*ITEMS*

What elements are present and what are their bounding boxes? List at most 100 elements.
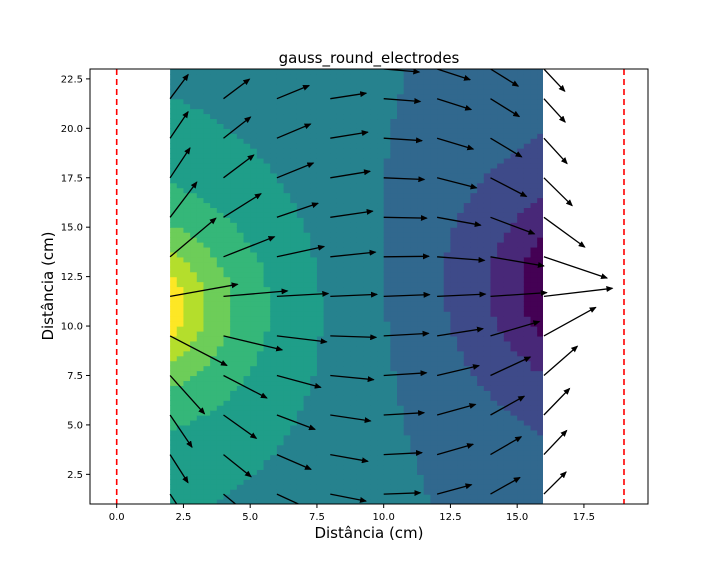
contour-cell (350, 405, 358, 411)
contour-cell (490, 424, 498, 431)
contour-cell (503, 113, 512, 120)
contour-cell (457, 157, 465, 164)
contour-cell (363, 217, 371, 223)
contour-cell (170, 78, 178, 85)
contour-cell (170, 469, 178, 475)
contour-cell (216, 217, 225, 223)
contour-cell (423, 153, 431, 159)
contour-cell (303, 311, 311, 317)
field-arrow (276, 244, 326, 258)
contour-cell (210, 494, 218, 500)
contour-cell (350, 380, 358, 386)
contour-cell (537, 148, 543, 154)
contour-cell (303, 167, 311, 174)
contour-cell (316, 494, 325, 500)
contour-cell (510, 251, 518, 258)
contour-cell (403, 93, 411, 100)
contour-cell (370, 326, 378, 332)
contour-cell (390, 157, 398, 164)
contour-cell (490, 108, 498, 115)
contour-cell (190, 78, 198, 85)
contour-cell (276, 429, 285, 436)
contour-cell (250, 484, 258, 490)
contour-cell (343, 276, 351, 283)
contour-cell (530, 390, 538, 396)
contour-cell (230, 395, 238, 401)
contour-cell (503, 177, 512, 184)
contour-cell (363, 410, 371, 416)
contour-cell (463, 350, 472, 357)
contour-cell (243, 143, 251, 149)
contour-cell (390, 172, 398, 179)
contour-cell (503, 390, 512, 396)
contour-cell (236, 286, 245, 293)
contour-cell (470, 316, 478, 322)
contour-cell (216, 380, 225, 386)
contour-cell (470, 410, 478, 416)
contour-cell (223, 207, 231, 213)
contour-cell (343, 474, 351, 480)
contour-cell (283, 464, 291, 470)
contour-cell (263, 335, 271, 342)
contour-cell (223, 321, 231, 327)
contour-cell (323, 464, 331, 470)
contour-cell (196, 232, 205, 238)
contour-cell (263, 474, 271, 480)
contour-cell (350, 167, 358, 174)
contour-cell (270, 474, 278, 480)
contour-cell (256, 256, 265, 263)
contour-cell (336, 182, 345, 189)
contour-cell (356, 340, 365, 347)
contour-cell (457, 197, 465, 204)
contour-cell (503, 162, 512, 169)
contour-cell (537, 237, 543, 243)
contour-cell (263, 88, 271, 95)
contour-cell (383, 271, 391, 278)
contour-cell (203, 172, 211, 179)
contour-cell (417, 123, 425, 129)
contour-cell (370, 113, 378, 120)
contour-cell (443, 276, 452, 283)
contour-cell (403, 162, 411, 169)
contour-cell (383, 444, 391, 451)
contour-cell (450, 157, 458, 164)
contour-cell (303, 326, 311, 332)
contour-cell (170, 306, 178, 312)
contour-cell (310, 227, 318, 233)
field-arrow (330, 493, 367, 503)
contour-cell (350, 266, 358, 273)
contour-cell (296, 484, 305, 490)
contour-cell (190, 153, 198, 159)
contour-cell (243, 311, 251, 317)
contour-cell (343, 266, 351, 273)
contour-cell (383, 459, 391, 466)
contour-cell (377, 469, 385, 475)
contour-cell (517, 266, 525, 273)
contour-cell (463, 434, 472, 441)
contour-cell (190, 133, 198, 139)
contour-cell (483, 276, 492, 283)
contour-cell (437, 296, 445, 302)
contour-cell (483, 98, 492, 105)
contour-cell (490, 419, 498, 426)
contour-cell (510, 444, 518, 451)
contour-cell (483, 291, 492, 297)
contour-cell (343, 237, 351, 243)
contour-cell (437, 335, 445, 342)
contour-cell (323, 162, 331, 169)
contour-cell (370, 157, 378, 164)
contour-cell (236, 494, 245, 500)
contour-cell (537, 330, 543, 337)
contour-cell (316, 237, 325, 243)
contour-cell (283, 256, 291, 263)
contour-cell (196, 424, 205, 431)
contour-cell (497, 177, 505, 184)
contour-cell (243, 276, 251, 283)
contour-cell (336, 405, 345, 411)
contour-cell (423, 73, 431, 80)
contour-cell (497, 415, 505, 421)
contour-cell (176, 326, 185, 332)
contour-cell (463, 251, 472, 258)
contour-cell (517, 474, 525, 480)
contour-cell (276, 415, 285, 421)
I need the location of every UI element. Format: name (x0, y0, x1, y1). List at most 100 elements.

*WHAT IS NEEDED*
Please write out all the records again, swapping each "field-arrow" for "vector-arrow" and changing nothing else. Leave the pictures out.

*SOLUTION FOR THIS TASK*
What elements are present and what are their bounding boxes? List at most 100 elements.
contour-cell (350, 405, 358, 411)
contour-cell (490, 424, 498, 431)
contour-cell (503, 113, 512, 120)
contour-cell (457, 157, 465, 164)
contour-cell (363, 217, 371, 223)
contour-cell (170, 78, 178, 85)
contour-cell (170, 469, 178, 475)
contour-cell (216, 217, 225, 223)
contour-cell (423, 153, 431, 159)
contour-cell (303, 311, 311, 317)
vector-arrow (276, 244, 326, 258)
contour-cell (210, 494, 218, 500)
contour-cell (350, 380, 358, 386)
contour-cell (537, 148, 543, 154)
contour-cell (303, 167, 311, 174)
contour-cell (316, 494, 325, 500)
contour-cell (510, 251, 518, 258)
contour-cell (403, 93, 411, 100)
contour-cell (370, 326, 378, 332)
contour-cell (390, 157, 398, 164)
contour-cell (490, 108, 498, 115)
contour-cell (190, 78, 198, 85)
contour-cell (276, 429, 285, 436)
contour-cell (250, 484, 258, 490)
contour-cell (343, 276, 351, 283)
contour-cell (530, 390, 538, 396)
contour-cell (230, 395, 238, 401)
contour-cell (503, 177, 512, 184)
contour-cell (363, 410, 371, 416)
contour-cell (463, 350, 472, 357)
contour-cell (243, 143, 251, 149)
contour-cell (390, 172, 398, 179)
contour-cell (503, 390, 512, 396)
contour-cell (236, 286, 245, 293)
contour-cell (470, 316, 478, 322)
contour-cell (216, 380, 225, 386)
contour-cell (470, 410, 478, 416)
contour-cell (223, 207, 231, 213)
contour-cell (343, 474, 351, 480)
contour-cell (283, 464, 291, 470)
contour-cell (263, 335, 271, 342)
contour-cell (223, 321, 231, 327)
contour-cell (323, 464, 331, 470)
contour-cell (196, 232, 205, 238)
contour-cell (263, 474, 271, 480)
contour-cell (350, 167, 358, 174)
contour-cell (270, 474, 278, 480)
contour-cell (256, 256, 265, 263)
contour-cell (336, 182, 345, 189)
contour-cell (356, 340, 365, 347)
contour-cell (457, 197, 465, 204)
contour-cell (503, 162, 512, 169)
contour-cell (537, 237, 543, 243)
contour-cell (263, 88, 271, 95)
contour-cell (383, 271, 391, 278)
contour-cell (203, 172, 211, 179)
contour-cell (417, 123, 425, 129)
contour-cell (370, 113, 378, 120)
contour-cell (443, 276, 452, 283)
contour-cell (403, 162, 411, 169)
contour-cell (383, 444, 391, 451)
contour-cell (450, 157, 458, 164)
contour-cell (303, 326, 311, 332)
contour-cell (170, 306, 178, 312)
contour-cell (310, 227, 318, 233)
vector-arrow (330, 493, 367, 503)
contour-cell (350, 266, 358, 273)
contour-cell (296, 484, 305, 490)
contour-cell (190, 153, 198, 159)
contour-cell (243, 311, 251, 317)
contour-cell (343, 266, 351, 273)
contour-cell (383, 459, 391, 466)
contour-cell (377, 469, 385, 475)
contour-cell (517, 266, 525, 273)
contour-cell (463, 434, 472, 441)
contour-cell (190, 133, 198, 139)
contour-cell (483, 276, 492, 283)
contour-cell (437, 296, 445, 302)
contour-cell (483, 98, 492, 105)
contour-cell (490, 419, 498, 426)
contour-cell (510, 444, 518, 451)
contour-cell (483, 291, 492, 297)
contour-cell (343, 237, 351, 243)
contour-cell (437, 335, 445, 342)
contour-cell (323, 162, 331, 169)
contour-cell (370, 157, 378, 164)
contour-cell (236, 494, 245, 500)
contour-cell (537, 330, 543, 337)
contour-cell (316, 237, 325, 243)
contour-cell (283, 256, 291, 263)
contour-cell (196, 424, 205, 431)
contour-cell (497, 177, 505, 184)
contour-cell (243, 276, 251, 283)
contour-cell (336, 405, 345, 411)
contour-cell (423, 73, 431, 80)
contour-cell (497, 415, 505, 421)
contour-cell (176, 326, 185, 332)
contour-cell (463, 251, 472, 258)
contour-cell (517, 474, 525, 480)
contour-cell (276, 415, 285, 421)
I need the location of every UI element. Format: name (x0, y0, x1, y1). List at most 100 elements.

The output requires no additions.